### WHAT IS NEEDED
All lines holding the string "Engine" are to be shown.

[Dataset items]

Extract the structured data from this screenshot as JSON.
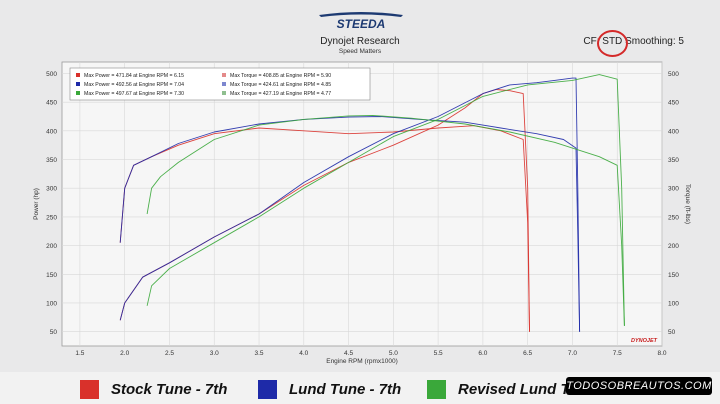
{
  "header": {
    "brand": "STEEDA",
    "title": "Dynojet Research",
    "subtitle": "Speed Matters",
    "cf_prefix": "CF:",
    "cf_value": "STD",
    "smoothing_label": "Smoothing: 5"
  },
  "chart_data": {
    "type": "line",
    "title": "Dynojet Research",
    "subtitle": "Speed Matters",
    "xlabel": "Engine RPM (rpmx1000)",
    "ylabel_left": "Power (hp)",
    "ylabel_right": "Torque (ft-lbs)",
    "xlim": [
      1.3,
      8.0
    ],
    "ylim": [
      25,
      520
    ],
    "x_ticks": [
      "1.5",
      "2.0",
      "2.5",
      "3.0",
      "3.5",
      "4.0",
      "4.5",
      "5.0",
      "5.5",
      "6.0",
      "6.5",
      "7.0",
      "7.5",
      "8.0"
    ],
    "y_ticks": [
      "50",
      "100",
      "150",
      "200",
      "250",
      "300",
      "350",
      "400",
      "450",
      "500"
    ],
    "grid": true,
    "colors": {
      "Stock Tune - 7th": "#d9312b",
      "Lund Tune - 7th": "#1e2aa8",
      "Revised Lund Tune - 7th": "#3aa83a"
    },
    "chart_legend": [
      {
        "color": "#d9312b",
        "text": "Max Power = 471.84 at Engine RPM = 6.15"
      },
      {
        "color": "#1e2aa8",
        "text": "Max Power = 492.56 at Engine RPM = 7.04"
      },
      {
        "color": "#3aa83a",
        "text": "Max Power = 497.67 at Engine RPM = 7.30"
      },
      {
        "color": "#e48a8a",
        "text": "Max Torque = 408.85 at Engine RPM = 5.90"
      },
      {
        "color": "#7d87cf",
        "text": "Max Torque = 424.61 at Engine RPM = 4.85"
      },
      {
        "color": "#8fbf8f",
        "text": "Max Torque = 427.19 at Engine RPM = 4.77"
      }
    ],
    "series": [
      {
        "name": "Stock Tune - 7th",
        "kind": "power",
        "color": "#d9312b",
        "x": [
          1.95,
          2.0,
          2.2,
          2.5,
          3.0,
          3.5,
          4.0,
          4.5,
          5.0,
          5.5,
          5.8,
          6.0,
          6.15,
          6.3,
          6.45,
          6.5,
          6.52
        ],
        "y": [
          70,
          100,
          145,
          170,
          215,
          255,
          305,
          345,
          375,
          410,
          440,
          465,
          472,
          470,
          465,
          300,
          50
        ]
      },
      {
        "name": "Stock Tune - 7th",
        "kind": "torque",
        "color": "#d9312b",
        "x": [
          1.95,
          2.0,
          2.1,
          2.3,
          2.6,
          3.0,
          3.5,
          4.0,
          4.5,
          5.0,
          5.5,
          5.9,
          6.2,
          6.45,
          6.5,
          6.52
        ],
        "y": [
          205,
          300,
          340,
          355,
          375,
          395,
          405,
          400,
          395,
          398,
          405,
          409,
          400,
          385,
          240,
          50
        ]
      },
      {
        "name": "Lund Tune - 7th",
        "kind": "power",
        "color": "#1e2aa8",
        "x": [
          1.95,
          2.0,
          2.2,
          2.5,
          3.0,
          3.5,
          4.0,
          4.5,
          5.0,
          5.5,
          6.0,
          6.3,
          6.6,
          6.8,
          7.0,
          7.04,
          7.06,
          7.08
        ],
        "y": [
          70,
          100,
          145,
          170,
          215,
          255,
          310,
          355,
          395,
          425,
          465,
          480,
          484,
          488,
          492,
          492,
          300,
          50
        ]
      },
      {
        "name": "Lund Tune - 7th",
        "kind": "torque",
        "color": "#1e2aa8",
        "x": [
          1.95,
          2.0,
          2.1,
          2.3,
          2.6,
          3.0,
          3.5,
          4.0,
          4.5,
          4.85,
          5.3,
          5.8,
          6.2,
          6.6,
          6.9,
          7.04,
          7.06,
          7.08
        ],
        "y": [
          205,
          300,
          340,
          355,
          378,
          398,
          412,
          420,
          424,
          425,
          420,
          415,
          405,
          395,
          385,
          370,
          220,
          50
        ]
      },
      {
        "name": "Revised Lund Tune - 7th",
        "kind": "power",
        "color": "#3aa83a",
        "x": [
          2.25,
          2.3,
          2.5,
          3.0,
          3.5,
          4.0,
          4.5,
          5.0,
          5.5,
          6.0,
          6.5,
          7.0,
          7.3,
          7.5,
          7.55,
          7.58
        ],
        "y": [
          95,
          130,
          160,
          205,
          250,
          300,
          345,
          390,
          420,
          460,
          480,
          488,
          498,
          490,
          300,
          60
        ]
      },
      {
        "name": "Revised Lund Tune - 7th",
        "kind": "torque",
        "color": "#3aa83a",
        "x": [
          2.25,
          2.3,
          2.4,
          2.6,
          3.0,
          3.5,
          4.0,
          4.5,
          4.77,
          5.2,
          5.8,
          6.3,
          6.8,
          7.3,
          7.5,
          7.55,
          7.58
        ],
        "y": [
          255,
          300,
          320,
          345,
          385,
          410,
          420,
          426,
          427,
          422,
          412,
          398,
          380,
          355,
          340,
          200,
          60
        ]
      }
    ]
  },
  "bottom_legend": [
    {
      "label": "Stock Tune - 7th",
      "color": "#d9312b"
    },
    {
      "label": "Lund Tune - 7th",
      "color": "#1e2aa8"
    },
    {
      "label": "Revised Lund Tune - 7th",
      "color": "#3aa83a"
    }
  ],
  "watermark": "TODOSOBREAUTOS.COM",
  "dynojet_mark": "DYNOJET"
}
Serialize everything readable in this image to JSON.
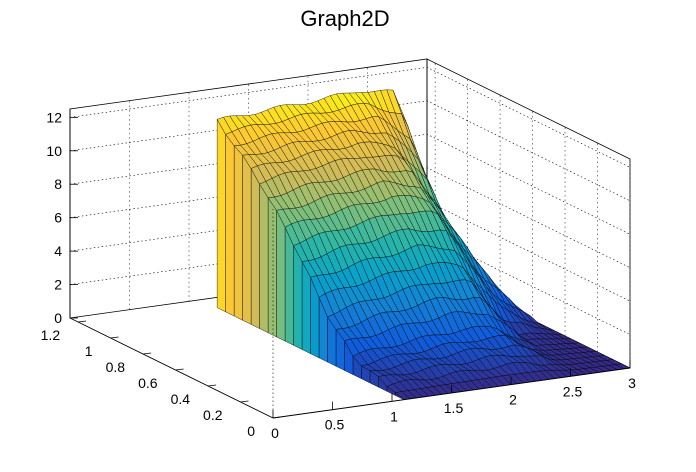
{
  "chart_data": {
    "type": "surface",
    "title": "Graph2D",
    "x": {
      "range": [
        0,
        3
      ],
      "ticks": [
        0,
        0.5,
        1,
        1.5,
        2,
        2.5,
        3
      ],
      "tick_labels": [
        "0",
        "0.5",
        "1",
        "1.5",
        "2",
        "2.5",
        "3"
      ]
    },
    "y": {
      "range": [
        0,
        1.25
      ],
      "ticks": [
        0,
        0.2,
        0.4,
        0.6,
        0.8,
        1,
        1.2
      ],
      "tick_labels": [
        "0",
        "0.2",
        "0.4",
        "0.6",
        "0.8",
        "1",
        "1.2"
      ]
    },
    "z": {
      "range": [
        0,
        12.5
      ],
      "ticks": [
        0,
        2,
        4,
        6,
        8,
        10,
        12
      ],
      "tick_labels": [
        "0",
        "2",
        "4",
        "6",
        "8",
        "10",
        "12"
      ]
    },
    "surface": {
      "x_samples": [
        1.1,
        1.5,
        2.0,
        2.3,
        2.6,
        3.0
      ],
      "y_samples": [
        0.0,
        0.3,
        0.45,
        0.7,
        0.9,
        1.15
      ],
      "z": [
        [
          0.0,
          0.0,
          0.0,
          0.0,
          0.0,
          0.0
        ],
        [
          1.0,
          1.3,
          1.6,
          1.5,
          0.2,
          0.0
        ],
        [
          2.5,
          3.1,
          3.6,
          3.3,
          0.6,
          0.0
        ],
        [
          6.4,
          6.9,
          7.4,
          7.0,
          4.0,
          0.0
        ],
        [
          8.9,
          9.3,
          9.6,
          9.1,
          6.0,
          0.0
        ],
        [
          11.2,
          11.4,
          11.6,
          11.8,
          11.4,
          0.0
        ]
      ]
    },
    "colormap": [
      "#352a87",
      "#0f5cdd",
      "#1481d6",
      "#06a4ca",
      "#2eb7a4",
      "#87bf77",
      "#d1bb59",
      "#fec832",
      "#f9fb0e"
    ],
    "grid": true
  }
}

### FINISHED EXERCISE
    "xlabel": "Engine RPM (rpmx1000)",
        "text": "Max Power = 471.84 at Engine RPM = 6.15"
        "text": "Max Power = 492.56 at Engine RPM = 7.04"
        "text": "Max Power = 497.67 at Engine RPM = 7.30"
        "text": "Max Torque = 408.85 at Engine RPM = 5.90"
        "text": "Max Torque = 424.61 at Engine RPM = 4.85"
        "text": "Max Torque = 427.19 at Engine RPM = 4.77"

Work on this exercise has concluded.